* Work required
Print the records below word for word, but leave out the pictures.

* Working data
▬▬▬▬▬▬
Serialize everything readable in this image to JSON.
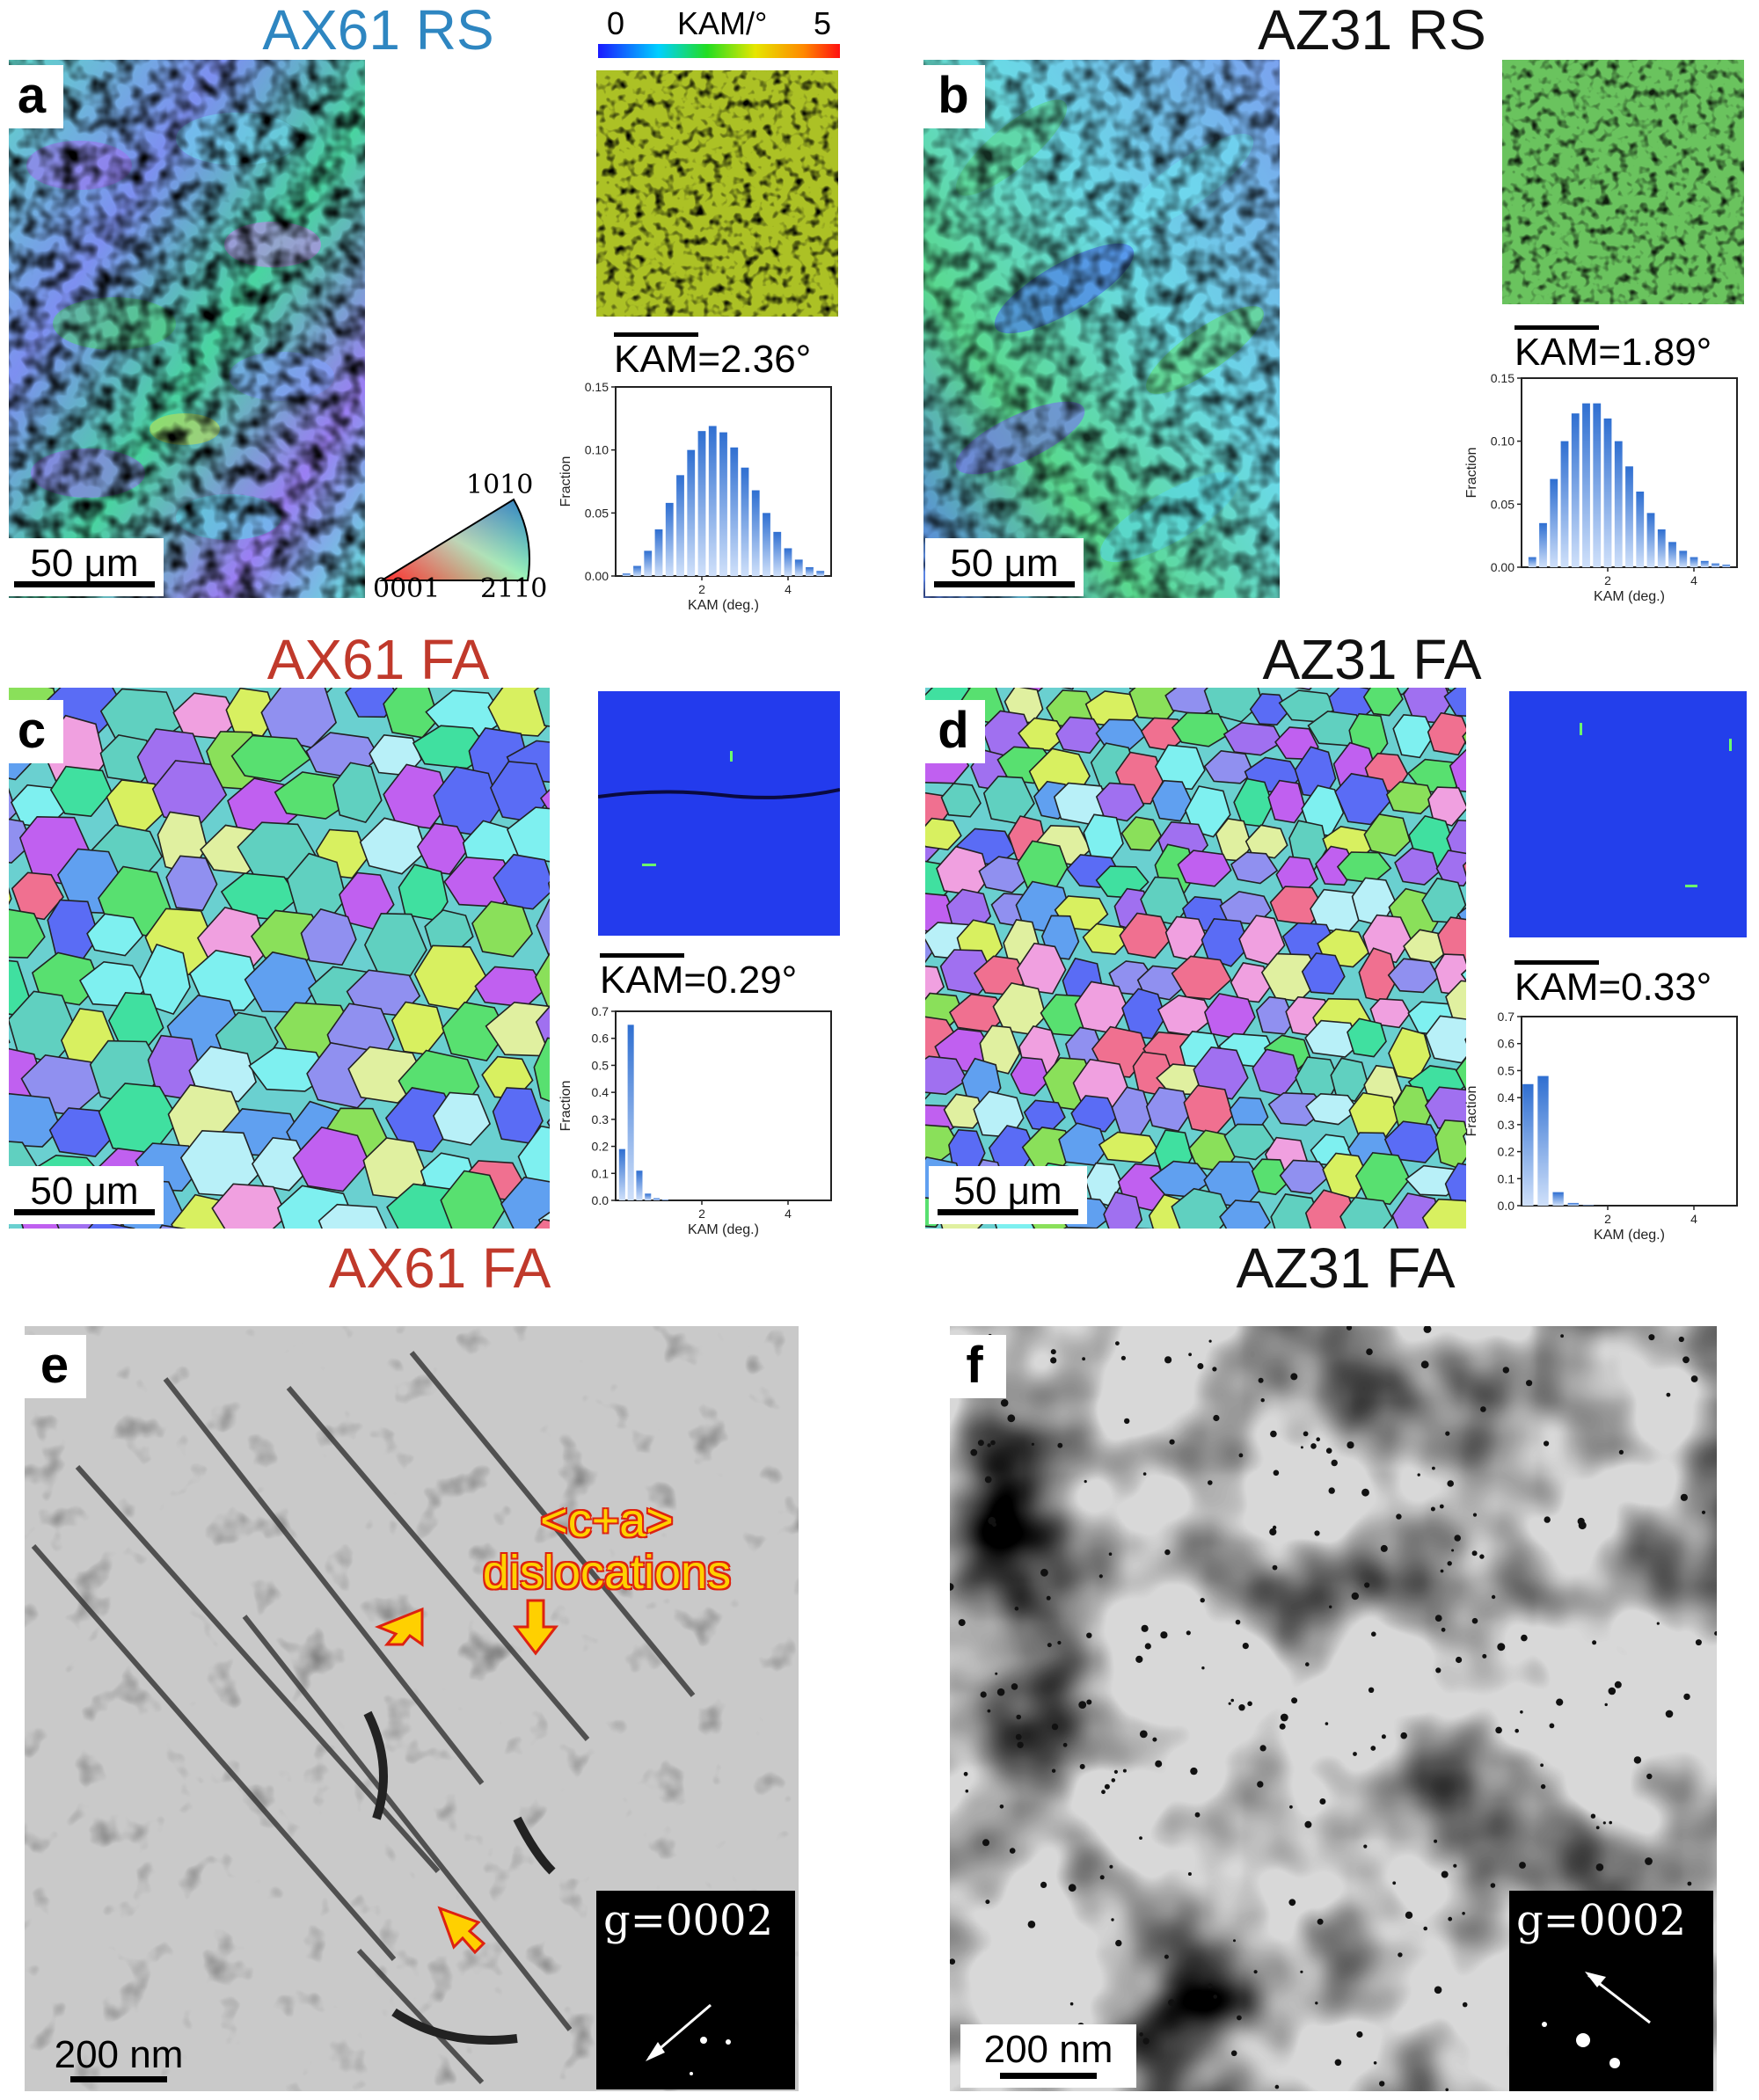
{
  "panels": {
    "a": {
      "label": "a",
      "title": "AX61 RS",
      "title_color": "#2e86c1",
      "scale": "50 μm",
      "kam_mean": "2.36°",
      "kam_prefix": "KAM="
    },
    "b": {
      "label": "b",
      "title": "AZ31 RS",
      "title_color": "#111111",
      "scale": "50 μm",
      "kam_mean": "1.89°",
      "kam_prefix": "KAM="
    },
    "c": {
      "label": "c",
      "title": "AX61 FA",
      "title_color": "#c0392b",
      "scale": "50 μm",
      "kam_mean": "0.29°",
      "kam_prefix": "KAM="
    },
    "d": {
      "label": "d",
      "title": "AZ31 FA",
      "title_color": "#111111",
      "scale": "50 μm",
      "kam_mean": "0.33°",
      "kam_prefix": "KAM="
    },
    "e": {
      "label": "e",
      "title": "AX61 FA",
      "title_color": "#c0392b",
      "scale": "200 nm",
      "diffraction": "g=0002",
      "annotation_line1": "<c+a>",
      "annotation_line2": "dislocations"
    },
    "f": {
      "label": "f",
      "title": "AZ31 FA",
      "title_color": "#111111",
      "scale": "200 nm",
      "diffraction": "g=0002"
    }
  },
  "kam_colorbar": {
    "min": "0",
    "label": "KAM/°",
    "max": "5"
  },
  "ipf_legend": {
    "corner_0001": "0001",
    "corner_2110": "2110",
    "corner_1010": "1010"
  },
  "histogram_axes": {
    "ylabel": "Fraction",
    "xlabel": "KAM (deg.)"
  },
  "chart_data": [
    {
      "type": "bar",
      "panel": "a",
      "xlabel": "KAM (deg.)",
      "ylabel": "Fraction",
      "xlim": [
        0,
        5
      ],
      "ylim": [
        0,
        0.15
      ],
      "yticks": [
        "0.00",
        "0.05",
        "0.10",
        "0.15"
      ],
      "xticks": [
        "2",
        "4"
      ],
      "x": [
        0.25,
        0.5,
        0.75,
        1.0,
        1.25,
        1.5,
        1.75,
        2.0,
        2.25,
        2.5,
        2.75,
        3.0,
        3.25,
        3.5,
        3.75,
        4.0,
        4.25,
        4.5,
        4.75
      ],
      "values": [
        0.002,
        0.008,
        0.02,
        0.037,
        0.058,
        0.08,
        0.1,
        0.115,
        0.119,
        0.114,
        0.102,
        0.086,
        0.068,
        0.05,
        0.035,
        0.022,
        0.013,
        0.007,
        0.004
      ]
    },
    {
      "type": "bar",
      "panel": "b",
      "xlabel": "KAM (deg.)",
      "ylabel": "Fraction",
      "xlim": [
        0,
        5
      ],
      "ylim": [
        0,
        0.15
      ],
      "yticks": [
        "0.00",
        "0.05",
        "0.10",
        "0.15"
      ],
      "xticks": [
        "2",
        "4"
      ],
      "x": [
        0.25,
        0.5,
        0.75,
        1.0,
        1.25,
        1.5,
        1.75,
        2.0,
        2.25,
        2.5,
        2.75,
        3.0,
        3.25,
        3.5,
        3.75,
        4.0,
        4.25,
        4.5,
        4.75
      ],
      "values": [
        0.008,
        0.035,
        0.07,
        0.1,
        0.122,
        0.13,
        0.13,
        0.118,
        0.1,
        0.08,
        0.06,
        0.043,
        0.03,
        0.02,
        0.013,
        0.008,
        0.005,
        0.003,
        0.002
      ]
    },
    {
      "type": "bar",
      "panel": "c",
      "xlabel": "KAM (deg.)",
      "ylabel": "Fraction",
      "xlim": [
        0,
        5
      ],
      "ylim": [
        0,
        0.7
      ],
      "yticks": [
        "0.0",
        "0.1",
        "0.2",
        "0.3",
        "0.4",
        "0.5",
        "0.6",
        "0.7"
      ],
      "xticks": [
        "2",
        "4"
      ],
      "x": [
        0.15,
        0.35,
        0.55,
        0.75,
        0.95,
        1.15
      ],
      "values": [
        0.19,
        0.65,
        0.11,
        0.025,
        0.008,
        0.003
      ]
    },
    {
      "type": "bar",
      "panel": "d",
      "xlabel": "KAM (deg.)",
      "ylabel": "Fraction",
      "xlim": [
        0,
        5
      ],
      "ylim": [
        0,
        0.7
      ],
      "yticks": [
        "0.0",
        "0.1",
        "0.2",
        "0.3",
        "0.4",
        "0.5",
        "0.6",
        "0.7"
      ],
      "xticks": [
        "2",
        "4"
      ],
      "x": [
        0.15,
        0.5,
        0.85,
        1.2,
        1.55
      ],
      "values": [
        0.45,
        0.48,
        0.05,
        0.01,
        0.002
      ]
    }
  ]
}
▬▬▬▬▬▬
* Exercise output
Serialize everything readable in this image to JSON.
{
  "panels": {
    "a": {
      "label": "a",
      "title": "AX61 RS",
      "title_color": "#2e86c1",
      "scale": "50 μm",
      "kam_mean": "2.36°",
      "kam_prefix": "KAM="
    },
    "b": {
      "label": "b",
      "title": "AZ31 RS",
      "title_color": "#111111",
      "scale": "50 μm",
      "kam_mean": "1.89°",
      "kam_prefix": "KAM="
    },
    "c": {
      "label": "c",
      "title": "AX61 FA",
      "title_color": "#c0392b",
      "scale": "50 μm",
      "kam_mean": "0.29°",
      "kam_prefix": "KAM="
    },
    "d": {
      "label": "d",
      "title": "AZ31 FA",
      "title_color": "#111111",
      "scale": "50 μm",
      "kam_mean": "0.33°",
      "kam_prefix": "KAM="
    },
    "e": {
      "label": "e",
      "title": "AX61 FA",
      "title_color": "#c0392b",
      "scale": "200 nm",
      "diffraction": "g=0002",
      "annotation_line1": "<c+a>",
      "annotation_line2": "dislocations"
    },
    "f": {
      "label": "f",
      "title": "AZ31 FA",
      "title_color": "#111111",
      "scale": "200 nm",
      "diffraction": "g=0002"
    }
  },
  "kam_colorbar": {
    "min": "0",
    "label": "KAM/°",
    "max": "5"
  },
  "ipf_legend": {
    "corner_0001": "0001",
    "corner_2110": "2110",
    "corner_1010": "1010"
  },
  "histogram_axes": {
    "ylabel": "Fraction",
    "xlabel": "KAM (deg.)"
  },
  "chart_data": [
    {
      "type": "bar",
      "panel": "a",
      "xlabel": "KAM (deg.)",
      "ylabel": "Fraction",
      "xlim": [
        0,
        5
      ],
      "ylim": [
        0,
        0.15
      ],
      "yticks": [
        "0.00",
        "0.05",
        "0.10",
        "0.15"
      ],
      "xticks": [
        "2",
        "4"
      ],
      "x": [
        0.25,
        0.5,
        0.75,
        1.0,
        1.25,
        1.5,
        1.75,
        2.0,
        2.25,
        2.5,
        2.75,
        3.0,
        3.25,
        3.5,
        3.75,
        4.0,
        4.25,
        4.5,
        4.75
      ],
      "values": [
        0.002,
        0.008,
        0.02,
        0.037,
        0.058,
        0.08,
        0.1,
        0.115,
        0.119,
        0.114,
        0.102,
        0.086,
        0.068,
        0.05,
        0.035,
        0.022,
        0.013,
        0.007,
        0.004
      ]
    },
    {
      "type": "bar",
      "panel": "b",
      "xlabel": "KAM (deg.)",
      "ylabel": "Fraction",
      "xlim": [
        0,
        5
      ],
      "ylim": [
        0,
        0.15
      ],
      "yticks": [
        "0.00",
        "0.05",
        "0.10",
        "0.15"
      ],
      "xticks": [
        "2",
        "4"
      ],
      "x": [
        0.25,
        0.5,
        0.75,
        1.0,
        1.25,
        1.5,
        1.75,
        2.0,
        2.25,
        2.5,
        2.75,
        3.0,
        3.25,
        3.5,
        3.75,
        4.0,
        4.25,
        4.5,
        4.75
      ],
      "values": [
        0.008,
        0.035,
        0.07,
        0.1,
        0.122,
        0.13,
        0.13,
        0.118,
        0.1,
        0.08,
        0.06,
        0.043,
        0.03,
        0.02,
        0.013,
        0.008,
        0.005,
        0.003,
        0.002
      ]
    },
    {
      "type": "bar",
      "panel": "c",
      "xlabel": "KAM (deg.)",
      "ylabel": "Fraction",
      "xlim": [
        0,
        5
      ],
      "ylim": [
        0,
        0.7
      ],
      "yticks": [
        "0.0",
        "0.1",
        "0.2",
        "0.3",
        "0.4",
        "0.5",
        "0.6",
        "0.7"
      ],
      "xticks": [
        "2",
        "4"
      ],
      "x": [
        0.15,
        0.35,
        0.55,
        0.75,
        0.95,
        1.15
      ],
      "values": [
        0.19,
        0.65,
        0.11,
        0.025,
        0.008,
        0.003
      ]
    },
    {
      "type": "bar",
      "panel": "d",
      "xlabel": "KAM (deg.)",
      "ylabel": "Fraction",
      "xlim": [
        0,
        5
      ],
      "ylim": [
        0,
        0.7
      ],
      "yticks": [
        "0.0",
        "0.1",
        "0.2",
        "0.3",
        "0.4",
        "0.5",
        "0.6",
        "0.7"
      ],
      "xticks": [
        "2",
        "4"
      ],
      "x": [
        0.15,
        0.5,
        0.85,
        1.2,
        1.55
      ],
      "values": [
        0.45,
        0.48,
        0.05,
        0.01,
        0.002
      ]
    }
  ]
}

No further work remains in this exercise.